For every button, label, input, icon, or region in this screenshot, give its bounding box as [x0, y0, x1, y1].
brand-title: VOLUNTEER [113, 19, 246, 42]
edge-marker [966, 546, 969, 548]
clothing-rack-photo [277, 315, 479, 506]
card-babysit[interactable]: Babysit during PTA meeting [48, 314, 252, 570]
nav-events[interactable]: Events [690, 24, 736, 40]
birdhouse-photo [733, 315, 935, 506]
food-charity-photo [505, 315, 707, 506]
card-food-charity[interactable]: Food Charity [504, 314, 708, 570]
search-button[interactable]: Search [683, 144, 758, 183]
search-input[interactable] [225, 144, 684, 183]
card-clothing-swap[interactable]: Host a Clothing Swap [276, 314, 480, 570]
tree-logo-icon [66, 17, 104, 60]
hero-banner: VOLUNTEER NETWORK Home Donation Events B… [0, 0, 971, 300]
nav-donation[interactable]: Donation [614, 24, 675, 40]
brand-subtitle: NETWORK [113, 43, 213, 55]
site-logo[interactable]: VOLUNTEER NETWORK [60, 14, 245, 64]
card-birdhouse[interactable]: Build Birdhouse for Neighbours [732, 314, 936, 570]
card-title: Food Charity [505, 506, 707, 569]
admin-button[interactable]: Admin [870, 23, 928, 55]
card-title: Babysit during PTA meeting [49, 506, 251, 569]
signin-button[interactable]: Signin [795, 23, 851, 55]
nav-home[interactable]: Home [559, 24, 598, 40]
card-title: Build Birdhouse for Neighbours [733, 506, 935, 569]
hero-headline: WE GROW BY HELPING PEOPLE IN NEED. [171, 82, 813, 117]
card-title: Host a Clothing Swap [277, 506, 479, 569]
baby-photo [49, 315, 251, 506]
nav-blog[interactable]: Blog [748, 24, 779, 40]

TO BE DONE: Copy the listing above word for word, keeping every line as it is.

RESULT OF THIS TASK:
For every button, label, input, icon, or region in this screenshot, give its bounding box as [x0, y0, x1, y1].
brand-title: VOLUNTEER [113, 19, 246, 42]
edge-marker [966, 546, 969, 548]
clothing-rack-photo [277, 315, 479, 506]
card-babysit[interactable]: Babysit during PTA meeting [48, 314, 252, 570]
nav-events[interactable]: Events [690, 24, 736, 40]
birdhouse-photo [733, 315, 935, 506]
food-charity-photo [505, 315, 707, 506]
card-food-charity[interactable]: Food Charity [504, 314, 708, 570]
search-button[interactable]: Search [683, 144, 758, 183]
search-input[interactable] [225, 144, 684, 183]
card-clothing-swap[interactable]: Host a Clothing Swap [276, 314, 480, 570]
tree-logo-icon [66, 17, 104, 60]
hero-banner: VOLUNTEER NETWORK Home Donation Events B… [0, 0, 971, 300]
nav-donation[interactable]: Donation [614, 24, 675, 40]
brand-subtitle: NETWORK [113, 43, 213, 55]
site-logo[interactable]: VOLUNTEER NETWORK [60, 14, 245, 64]
card-birdhouse[interactable]: Build Birdhouse for Neighbours [732, 314, 936, 570]
card-title: Food Charity [505, 506, 707, 569]
admin-button[interactable]: Admin [870, 23, 928, 55]
card-title: Babysit during PTA meeting [49, 506, 251, 569]
signin-button[interactable]: Signin [795, 23, 851, 55]
nav-home[interactable]: Home [559, 24, 598, 40]
card-title: Build Birdhouse for Neighbours [733, 506, 935, 569]
hero-headline: WE GROW BY HELPING PEOPLE IN NEED. [171, 82, 813, 117]
card-title: Host a Clothing Swap [277, 506, 479, 569]
baby-photo [49, 315, 251, 506]
nav-blog[interactable]: Blog [748, 24, 779, 40]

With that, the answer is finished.